REQUEST =>
Find the lines holding the word "title" and collect them.

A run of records
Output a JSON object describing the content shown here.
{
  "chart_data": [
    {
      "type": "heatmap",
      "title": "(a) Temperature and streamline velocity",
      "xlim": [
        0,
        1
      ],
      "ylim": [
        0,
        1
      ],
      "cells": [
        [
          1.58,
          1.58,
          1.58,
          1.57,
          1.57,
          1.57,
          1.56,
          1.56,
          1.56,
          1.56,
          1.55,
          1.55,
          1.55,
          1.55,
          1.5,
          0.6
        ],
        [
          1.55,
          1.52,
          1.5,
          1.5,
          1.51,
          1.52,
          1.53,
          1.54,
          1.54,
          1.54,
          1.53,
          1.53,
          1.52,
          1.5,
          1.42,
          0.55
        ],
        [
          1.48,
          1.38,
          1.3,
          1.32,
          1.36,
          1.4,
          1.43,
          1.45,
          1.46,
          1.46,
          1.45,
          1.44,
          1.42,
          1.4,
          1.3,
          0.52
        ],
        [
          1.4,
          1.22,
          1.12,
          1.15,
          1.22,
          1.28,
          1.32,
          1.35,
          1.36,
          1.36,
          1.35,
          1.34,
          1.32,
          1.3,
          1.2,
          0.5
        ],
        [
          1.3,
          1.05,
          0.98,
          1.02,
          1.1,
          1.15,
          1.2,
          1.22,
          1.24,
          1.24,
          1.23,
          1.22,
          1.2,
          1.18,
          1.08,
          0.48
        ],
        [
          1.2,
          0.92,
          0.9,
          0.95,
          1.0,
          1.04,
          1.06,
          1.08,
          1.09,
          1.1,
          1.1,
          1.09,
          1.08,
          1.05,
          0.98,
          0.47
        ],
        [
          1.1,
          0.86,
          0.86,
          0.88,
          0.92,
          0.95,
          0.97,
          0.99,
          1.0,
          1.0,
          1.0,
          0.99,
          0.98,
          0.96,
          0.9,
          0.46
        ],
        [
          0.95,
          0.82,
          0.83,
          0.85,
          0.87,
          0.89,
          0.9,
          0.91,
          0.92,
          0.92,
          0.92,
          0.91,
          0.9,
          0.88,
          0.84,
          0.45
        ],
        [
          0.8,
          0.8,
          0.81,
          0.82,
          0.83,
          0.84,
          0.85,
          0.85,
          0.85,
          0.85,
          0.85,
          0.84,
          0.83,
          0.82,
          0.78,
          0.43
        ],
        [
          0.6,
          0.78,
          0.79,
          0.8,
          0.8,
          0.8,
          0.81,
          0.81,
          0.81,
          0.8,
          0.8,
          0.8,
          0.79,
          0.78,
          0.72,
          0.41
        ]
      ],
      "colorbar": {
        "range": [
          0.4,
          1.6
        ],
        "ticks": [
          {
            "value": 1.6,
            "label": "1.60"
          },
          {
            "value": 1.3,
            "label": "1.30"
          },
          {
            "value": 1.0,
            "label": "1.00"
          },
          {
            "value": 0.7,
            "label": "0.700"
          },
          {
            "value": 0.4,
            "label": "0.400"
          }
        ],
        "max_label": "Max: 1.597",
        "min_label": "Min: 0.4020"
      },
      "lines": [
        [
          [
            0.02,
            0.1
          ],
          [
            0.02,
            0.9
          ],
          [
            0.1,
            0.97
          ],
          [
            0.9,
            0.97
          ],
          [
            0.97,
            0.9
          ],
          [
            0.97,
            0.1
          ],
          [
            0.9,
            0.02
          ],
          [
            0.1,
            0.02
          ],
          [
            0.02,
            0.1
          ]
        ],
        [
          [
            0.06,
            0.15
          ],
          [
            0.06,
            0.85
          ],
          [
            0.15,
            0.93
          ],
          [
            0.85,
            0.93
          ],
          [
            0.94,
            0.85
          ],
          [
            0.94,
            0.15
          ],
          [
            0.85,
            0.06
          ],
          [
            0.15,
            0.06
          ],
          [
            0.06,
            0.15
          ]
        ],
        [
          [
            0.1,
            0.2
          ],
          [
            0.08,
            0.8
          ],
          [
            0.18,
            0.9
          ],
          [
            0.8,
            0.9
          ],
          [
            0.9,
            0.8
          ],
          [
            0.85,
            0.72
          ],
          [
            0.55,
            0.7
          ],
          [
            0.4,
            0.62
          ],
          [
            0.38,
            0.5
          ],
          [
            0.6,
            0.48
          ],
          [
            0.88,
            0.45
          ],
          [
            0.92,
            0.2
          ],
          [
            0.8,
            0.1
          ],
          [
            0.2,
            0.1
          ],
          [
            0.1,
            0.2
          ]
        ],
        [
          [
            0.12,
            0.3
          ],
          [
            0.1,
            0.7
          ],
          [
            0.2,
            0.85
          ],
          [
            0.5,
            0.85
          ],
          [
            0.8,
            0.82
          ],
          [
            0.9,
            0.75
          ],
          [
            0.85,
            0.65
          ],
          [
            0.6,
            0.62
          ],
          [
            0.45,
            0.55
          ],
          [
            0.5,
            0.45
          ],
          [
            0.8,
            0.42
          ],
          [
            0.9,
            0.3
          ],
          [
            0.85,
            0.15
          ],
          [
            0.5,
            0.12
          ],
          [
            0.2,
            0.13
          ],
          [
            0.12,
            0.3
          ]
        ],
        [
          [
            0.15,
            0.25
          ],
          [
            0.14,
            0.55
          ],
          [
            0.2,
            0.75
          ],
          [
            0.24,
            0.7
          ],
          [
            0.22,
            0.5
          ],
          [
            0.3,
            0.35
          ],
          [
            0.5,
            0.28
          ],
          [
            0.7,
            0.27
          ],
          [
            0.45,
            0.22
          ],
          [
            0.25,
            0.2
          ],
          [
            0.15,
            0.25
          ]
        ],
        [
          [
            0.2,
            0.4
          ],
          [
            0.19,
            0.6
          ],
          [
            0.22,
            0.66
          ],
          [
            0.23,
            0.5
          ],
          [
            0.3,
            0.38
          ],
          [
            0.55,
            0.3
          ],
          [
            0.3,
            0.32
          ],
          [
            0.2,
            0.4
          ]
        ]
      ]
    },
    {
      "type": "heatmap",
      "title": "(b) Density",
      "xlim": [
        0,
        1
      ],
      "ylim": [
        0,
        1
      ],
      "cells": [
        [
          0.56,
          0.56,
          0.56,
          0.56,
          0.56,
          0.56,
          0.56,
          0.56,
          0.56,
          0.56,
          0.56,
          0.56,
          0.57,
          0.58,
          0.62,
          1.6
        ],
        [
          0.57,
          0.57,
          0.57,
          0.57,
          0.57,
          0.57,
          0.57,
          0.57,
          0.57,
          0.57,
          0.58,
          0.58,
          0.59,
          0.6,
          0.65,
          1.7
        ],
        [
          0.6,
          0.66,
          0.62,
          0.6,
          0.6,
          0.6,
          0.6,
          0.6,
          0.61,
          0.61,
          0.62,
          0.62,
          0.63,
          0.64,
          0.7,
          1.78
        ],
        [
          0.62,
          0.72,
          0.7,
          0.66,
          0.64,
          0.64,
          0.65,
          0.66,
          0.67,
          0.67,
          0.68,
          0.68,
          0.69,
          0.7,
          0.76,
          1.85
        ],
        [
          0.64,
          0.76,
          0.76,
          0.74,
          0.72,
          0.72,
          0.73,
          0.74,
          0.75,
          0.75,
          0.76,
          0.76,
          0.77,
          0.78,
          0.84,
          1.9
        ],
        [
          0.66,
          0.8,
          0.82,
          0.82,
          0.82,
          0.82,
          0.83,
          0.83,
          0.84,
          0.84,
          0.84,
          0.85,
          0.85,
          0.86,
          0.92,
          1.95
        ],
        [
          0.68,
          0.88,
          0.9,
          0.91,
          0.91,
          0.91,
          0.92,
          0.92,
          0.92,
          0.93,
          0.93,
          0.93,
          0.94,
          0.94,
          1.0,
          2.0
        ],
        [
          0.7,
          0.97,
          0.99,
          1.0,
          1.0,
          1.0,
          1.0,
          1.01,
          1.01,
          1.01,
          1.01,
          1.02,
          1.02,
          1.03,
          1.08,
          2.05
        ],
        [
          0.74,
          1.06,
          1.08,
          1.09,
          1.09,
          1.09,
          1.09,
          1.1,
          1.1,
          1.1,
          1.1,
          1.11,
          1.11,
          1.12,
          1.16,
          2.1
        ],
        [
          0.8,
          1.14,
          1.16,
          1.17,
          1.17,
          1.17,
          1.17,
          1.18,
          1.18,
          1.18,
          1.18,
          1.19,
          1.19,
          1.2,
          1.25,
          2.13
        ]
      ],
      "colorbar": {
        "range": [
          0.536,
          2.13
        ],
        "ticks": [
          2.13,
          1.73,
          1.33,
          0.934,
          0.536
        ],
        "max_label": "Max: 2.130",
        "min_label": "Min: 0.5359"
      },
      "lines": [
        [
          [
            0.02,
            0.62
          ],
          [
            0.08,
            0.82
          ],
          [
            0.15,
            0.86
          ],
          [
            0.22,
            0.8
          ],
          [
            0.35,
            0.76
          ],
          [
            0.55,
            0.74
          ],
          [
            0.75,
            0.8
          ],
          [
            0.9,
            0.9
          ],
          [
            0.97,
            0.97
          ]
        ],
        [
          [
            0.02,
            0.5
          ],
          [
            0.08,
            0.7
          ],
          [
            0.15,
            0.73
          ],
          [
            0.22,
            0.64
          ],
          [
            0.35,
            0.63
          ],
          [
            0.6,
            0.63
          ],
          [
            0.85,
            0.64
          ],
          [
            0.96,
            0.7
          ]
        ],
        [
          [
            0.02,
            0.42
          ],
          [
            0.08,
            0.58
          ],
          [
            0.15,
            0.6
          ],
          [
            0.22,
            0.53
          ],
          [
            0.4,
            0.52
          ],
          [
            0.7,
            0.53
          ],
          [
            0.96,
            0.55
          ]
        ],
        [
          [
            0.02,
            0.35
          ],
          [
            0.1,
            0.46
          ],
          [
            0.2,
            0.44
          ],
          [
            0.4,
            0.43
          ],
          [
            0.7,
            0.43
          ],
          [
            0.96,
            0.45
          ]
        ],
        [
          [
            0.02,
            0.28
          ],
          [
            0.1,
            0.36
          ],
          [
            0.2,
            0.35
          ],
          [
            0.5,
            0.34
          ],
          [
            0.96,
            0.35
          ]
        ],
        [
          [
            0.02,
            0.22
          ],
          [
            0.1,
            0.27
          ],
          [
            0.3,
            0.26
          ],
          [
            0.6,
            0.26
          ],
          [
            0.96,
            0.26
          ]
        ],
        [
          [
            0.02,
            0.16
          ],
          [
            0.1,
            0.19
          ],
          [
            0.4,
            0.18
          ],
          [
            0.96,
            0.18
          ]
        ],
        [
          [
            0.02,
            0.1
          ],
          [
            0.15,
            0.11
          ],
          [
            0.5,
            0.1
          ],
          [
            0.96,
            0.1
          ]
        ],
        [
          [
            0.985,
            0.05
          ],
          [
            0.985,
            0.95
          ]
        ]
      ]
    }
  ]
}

EXERCISE ANSWER =>
      "title": "(a) Temperature and streamline velocity",
      "title": "(b) Density",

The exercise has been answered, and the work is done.